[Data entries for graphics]
-------------------------

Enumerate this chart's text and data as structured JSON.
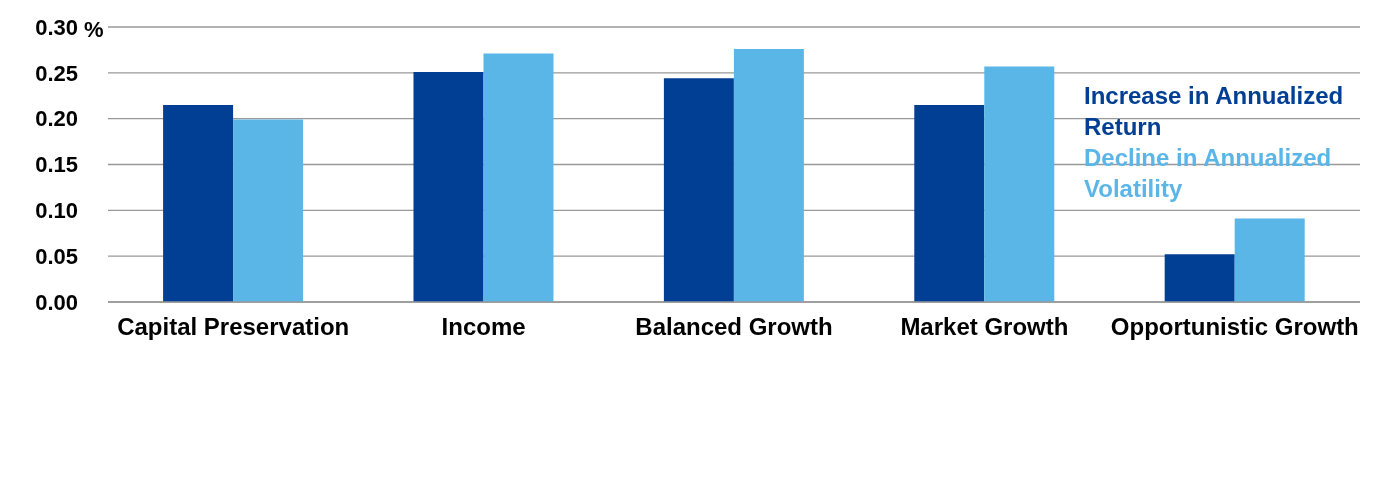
{
  "chart_data": {
    "type": "bar",
    "ylabel": "%",
    "categories": [
      "Capital Preservation",
      "Income",
      "Balanced Growth",
      "Market Growth",
      "Opportunistic Growth"
    ],
    "series": [
      {
        "name": "Increase in Annualized Return",
        "color": "#003f94",
        "values": [
          0.215,
          0.251,
          0.244,
          0.215,
          0.052
        ]
      },
      {
        "name": "Decline in Annualized Volatility",
        "color": "#5bb6e8",
        "values": [
          0.199,
          0.271,
          0.276,
          0.257,
          0.091
        ]
      }
    ],
    "ylim": [
      0,
      0.3
    ],
    "yticks": [
      {
        "value": 0,
        "label": "0.00"
      },
      {
        "value": 0.05,
        "label": "0.05"
      },
      {
        "value": 0.1,
        "label": "0.10"
      },
      {
        "value": 0.15,
        "label": "0.15"
      },
      {
        "value": 0.2,
        "label": "0.20"
      },
      {
        "value": 0.25,
        "label": "0.25"
      },
      {
        "value": 0.3,
        "label": "0.30"
      }
    ],
    "grid": "y",
    "legend": "right"
  }
}
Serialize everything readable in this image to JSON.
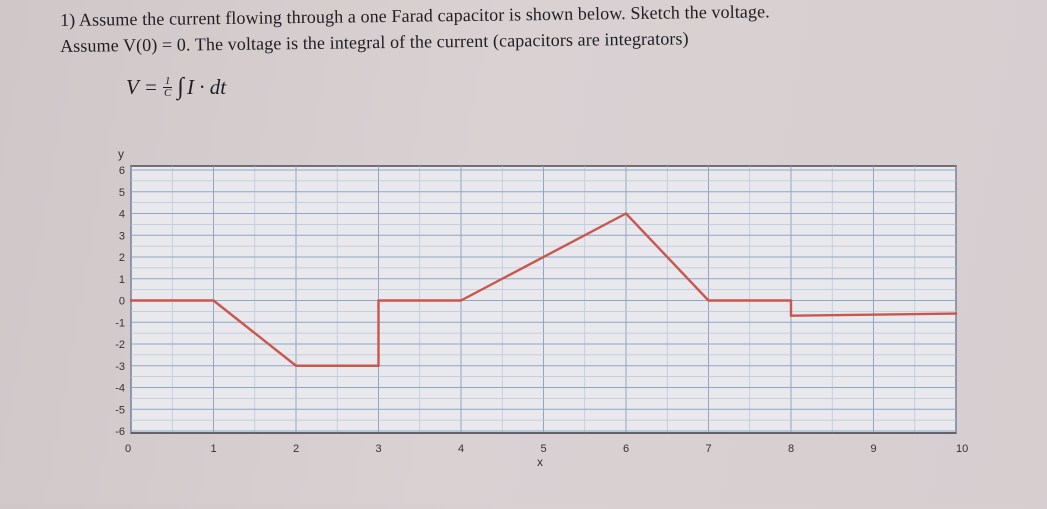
{
  "question": {
    "line1": "1) Assume the current flowing through a one Farad capacitor is shown below. Sketch the voltage.",
    "line2": "Assume V(0) = 0. The voltage is the integral of the current (capacitors are integrators)"
  },
  "formula": {
    "lhs": "V =",
    "frac_num": "1",
    "frac_den": "C",
    "integral": "∫",
    "rhs": "I · dt"
  },
  "chart_data": {
    "type": "line",
    "xlabel": "x",
    "ylabel": "y",
    "xlim": [
      0,
      10
    ],
    "ylim": [
      -6,
      6
    ],
    "x_ticks": [
      "0",
      "1",
      "2",
      "3",
      "4",
      "5",
      "6",
      "7",
      "8",
      "9",
      "10"
    ],
    "y_ticks": [
      "6",
      "5",
      "4",
      "3",
      "2",
      "1",
      "0",
      "-1",
      "-2",
      "-3",
      "-4",
      "-5",
      "-6"
    ],
    "grid": true,
    "line_color": "#c8574f",
    "series": [
      {
        "x": [
          0,
          1,
          2,
          3,
          3,
          4,
          6,
          7,
          8,
          8,
          10
        ],
        "y": [
          0,
          0,
          -3,
          -3,
          0,
          0,
          4,
          0,
          0,
          -0.7,
          -0.6
        ]
      }
    ]
  }
}
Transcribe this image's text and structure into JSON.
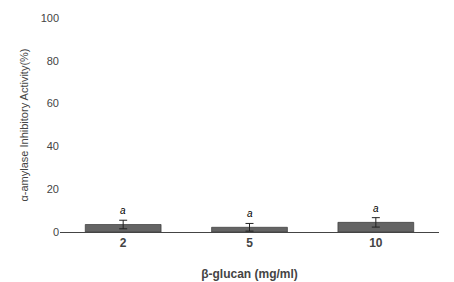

-------------------------

### Description of the task
Check the data for the word "Annualized" and pull out the lines that have it.

### Answer for this exercise
        "name": "Increase in Annualized Return",
        "name": "Decline in Annualized Volatility",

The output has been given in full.